Exercise prompt: All the data must come back unchanged, except that pictures are left out.

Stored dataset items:
--- Start ---
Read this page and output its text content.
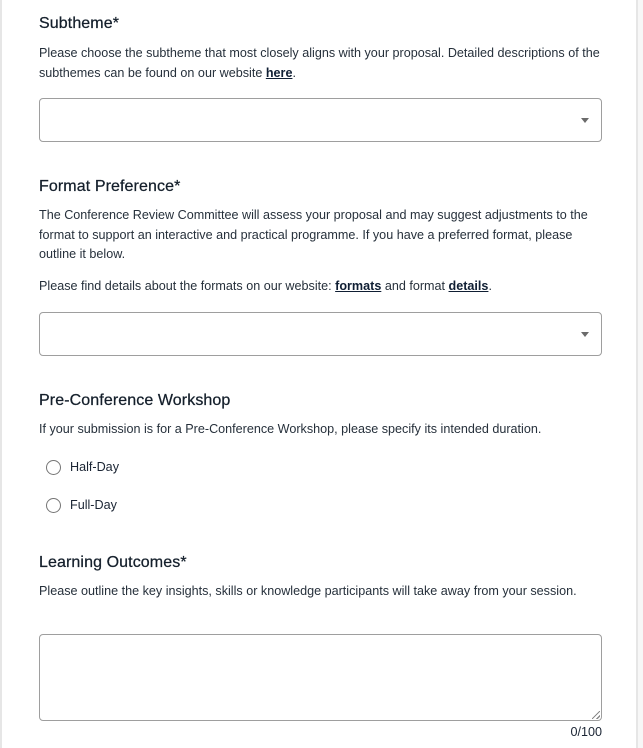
Subtheme*

Please choose the subtheme that most closely aligns with your proposal. Detailed descriptions of the subthemes can be found on our website here.

Format Preference*

The Conference Review Committee will assess your proposal and may suggest adjustments to the format to support an interactive and practical programme. If you have a preferred format, please outline it below.

Please find details about the formats on our website: formats and format details.

Pre-Conference Workshop

If your submission is for a Pre-Conference Workshop, please specify its intended duration.

Half-Day
Full-Day
Learning Outcomes*

Please outline the key insights, skills or knowledge participants will take away from your session.

0/100
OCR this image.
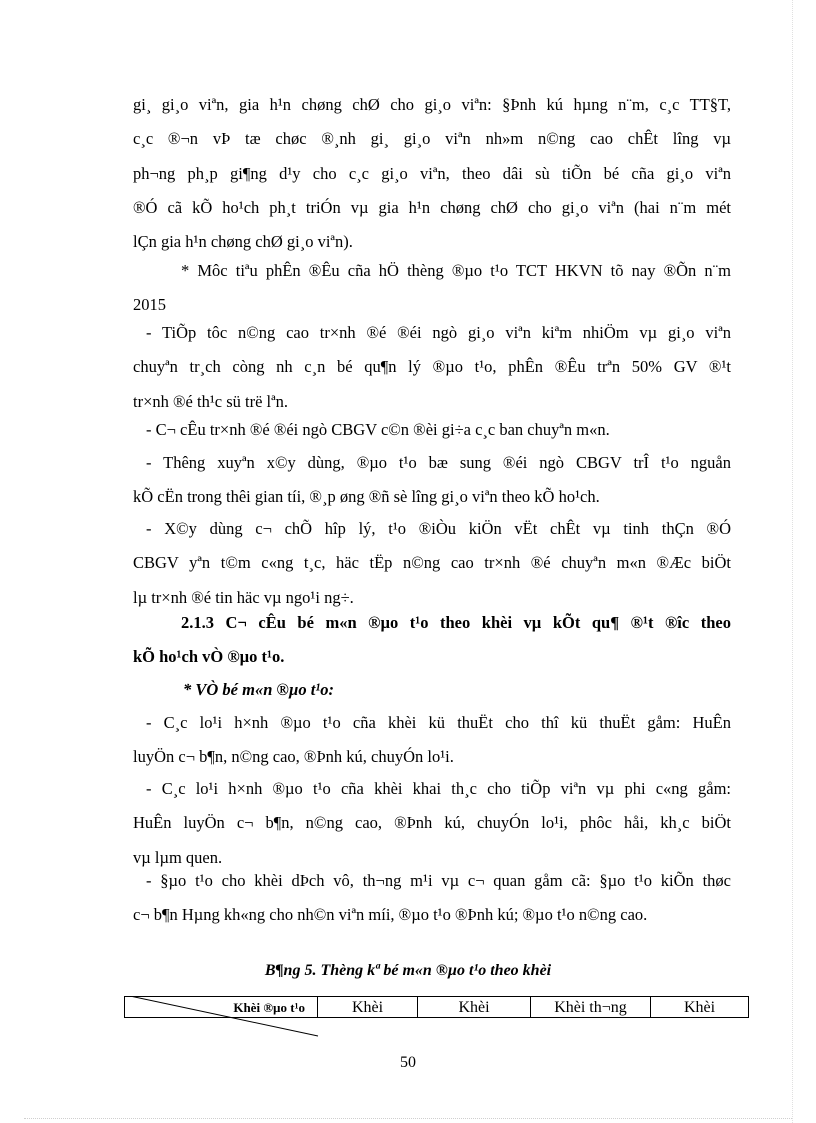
gi¸ gi¸o viªn, gia h¹n chøng chØ cho gi¸o viªn: §Þnh kú hµng n¨m, c¸c TT§T,
c¸c ®¬n vÞ tæ chøc ®¸nh gi¸ gi¸o viªn nh»m n©ng cao chÊt lîng vµ
ph¬ng ph¸p gi¶ng d¹y cho c¸c gi¸o viªn, theo dâi sù tiÕn bé cña gi¸o viªn
®Ó cã kÕ ho¹ch ph¸t triÓn vµ gia h¹n chøng chØ cho gi¸o viªn (hai n¨m mét
lÇn gia h¹n chøng chØ gi¸o viªn).
* Môc tiªu phÊn ®Êu cña hÖ thèng ®µo t¹o TCT HKVN tõ nay ®Õn n¨m
2015
- TiÕp tôc n©ng cao tr×nh ®é ®éi ngò gi¸o viªn kiªm nhiÖm vµ gi¸o viªn
chuyªn tr¸ch còng nh c¸n bé qu¶n lý ®µo t¹o, phÊn ®Êu trªn 50% GV ®¹t
tr×nh ®é th¹c sü trë lªn.
- C¬ cÊu tr×nh ®é ®éi ngò CBGV c©n ®èi gi÷a c¸c ban chuyªn m«n.
- Thêng xuyªn x©y dùng, ®µo t¹o bæ sung ®éi ngò CBGV trÎ t¹o nguån
kÕ cËn trong thêi gian tíi, ®¸p øng ®ñ sè lîng gi¸o viªn theo kÕ ho¹ch.
- X©y dùng c¬ chÕ hîp lý, t¹o ®iÒu kiÖn vËt chÊt vµ tinh thÇn ®Ó
CBGV yªn t©m c«ng t¸c, häc tËp n©ng cao tr×nh ®é chuyªn m«n ®Æc biÖt
lµ tr×nh ®é tin häc vµ ngo¹i ng÷.
2.1.3 C¬ cÊu bé m«n ®µo t¹o theo khèi vµ kÕt qu¶ ®¹t ®îc theo
kÕ ho¹ch vÒ ®µo t¹o.
* VÒ bé m«n ®µo t¹o:
- C¸c lo¹i h×nh ®µo t¹o cña khèi kü thuËt cho thî kü thuËt gåm: HuÊn
luyÖn c¬ b¶n, n©ng cao, ®Þnh kú, chuyÓn lo¹i.
- C¸c lo¹i h×nh ®µo t¹o cña khèi khai th¸c cho tiÕp viªn vµ phi c«ng gåm:
HuÊn luyÖn c¬ b¶n, n©ng cao, ®Þnh kú, chuyÓn lo¹i, phôc håi, kh¸c biÖt
vµ lµm quen.
- §µo t¹o cho khèi dÞch vô, th¬ng m¹i vµ c¬ quan gåm cã: §µo t¹o kiÕn thøc
c¬ b¶n Hµng kh«ng cho nh©n viªn míi, ®µo t¹o ®Þnh kú; ®µo t¹o n©ng cao.
B¶ng 5. Thèng kª bé m«n ®µo t¹o theo khèi
Khèi ®µo t¹o	Khèi	Khèi	Khèi th¬ng	Khèi
50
--- End ---
Finished answer:
Read this page and output its text content.
Subtheme*

Please choose the subtheme that most closely aligns with your proposal. Detailed descriptions of the subthemes can be found on our website here.

Format Preference*

The Conference Review Committee will assess your proposal and may suggest adjustments to the format to support an interactive and practical programme. If you have a preferred format, please outline it below.

Please find details about the formats on our website: formats and format details.

Pre-Conference Workshop

If your submission is for a Pre-Conference Workshop, please specify its intended duration.

Half-Day
Full-Day
Learning Outcomes*

Please outline the key insights, skills or knowledge participants will take away from your session.

0/100
OCR this image.
gi¸ gi¸o viªn, gia h¹n chøng chØ cho gi¸o viªn: §Þnh kú hµng n¨m, c¸c TT§T,
c¸c ®¬n vÞ tæ chøc ®¸nh gi¸ gi¸o viªn nh»m n©ng cao chÊt lîng vµ
ph¬ng ph¸p gi¶ng d¹y cho c¸c gi¸o viªn, theo dâi sù tiÕn bé cña gi¸o viªn
®Ó cã kÕ ho¹ch ph¸t triÓn vµ gia h¹n chøng chØ cho gi¸o viªn (hai n¨m mét
lÇn gia h¹n chøng chØ gi¸o viªn).
* Môc tiªu phÊn ®Êu cña hÖ thèng ®µo t¹o TCT HKVN tõ nay ®Õn n¨m
2015
- TiÕp tôc n©ng cao tr×nh ®é ®éi ngò gi¸o viªn kiªm nhiÖm vµ gi¸o viªn
chuyªn tr¸ch còng nh c¸n bé qu¶n lý ®µo t¹o, phÊn ®Êu trªn 50% GV ®¹t
tr×nh ®é th¹c sü trë lªn.
- C¬ cÊu tr×nh ®é ®éi ngò CBGV c©n ®èi gi÷a c¸c ban chuyªn m«n.
- Thêng xuyªn x©y dùng, ®µo t¹o bæ sung ®éi ngò CBGV trÎ t¹o nguån
kÕ cËn trong thêi gian tíi, ®¸p øng ®ñ sè lîng gi¸o viªn theo kÕ ho¹ch.
- X©y dùng c¬ chÕ hîp lý, t¹o ®iÒu kiÖn vËt chÊt vµ tinh thÇn ®Ó
CBGV yªn t©m c«ng t¸c, häc tËp n©ng cao tr×nh ®é chuyªn m«n ®Æc biÖt
lµ tr×nh ®é tin häc vµ ngo¹i ng÷.
2.1.3 C¬ cÊu bé m«n ®µo t¹o theo khèi vµ kÕt qu¶ ®¹t ®îc theo
kÕ ho¹ch vÒ ®µo t¹o.
* VÒ bé m«n ®µo t¹o:
- C¸c lo¹i h×nh ®µo t¹o cña khèi kü thuËt cho thî kü thuËt gåm: HuÊn
luyÖn c¬ b¶n, n©ng cao, ®Þnh kú, chuyÓn lo¹i.
- C¸c lo¹i h×nh ®µo t¹o cña khèi khai th¸c cho tiÕp viªn vµ phi c«ng gåm:
HuÊn luyÖn c¬ b¶n, n©ng cao, ®Þnh kú, chuyÓn lo¹i, phôc håi, kh¸c biÖt
vµ lµm quen.
- §µo t¹o cho khèi dÞch vô, th¬ng m¹i vµ c¬ quan gåm cã: §µo t¹o kiÕn thøc
c¬ b¶n Hµng kh«ng cho nh©n viªn míi, ®µo t¹o ®Þnh kú; ®µo t¹o n©ng cao.
B¶ng 5. Thèng kª bé m«n ®µo t¹o theo khèi
Khèi ®µo t¹o	Khèi	Khèi	Khèi th¬ng	Khèi
50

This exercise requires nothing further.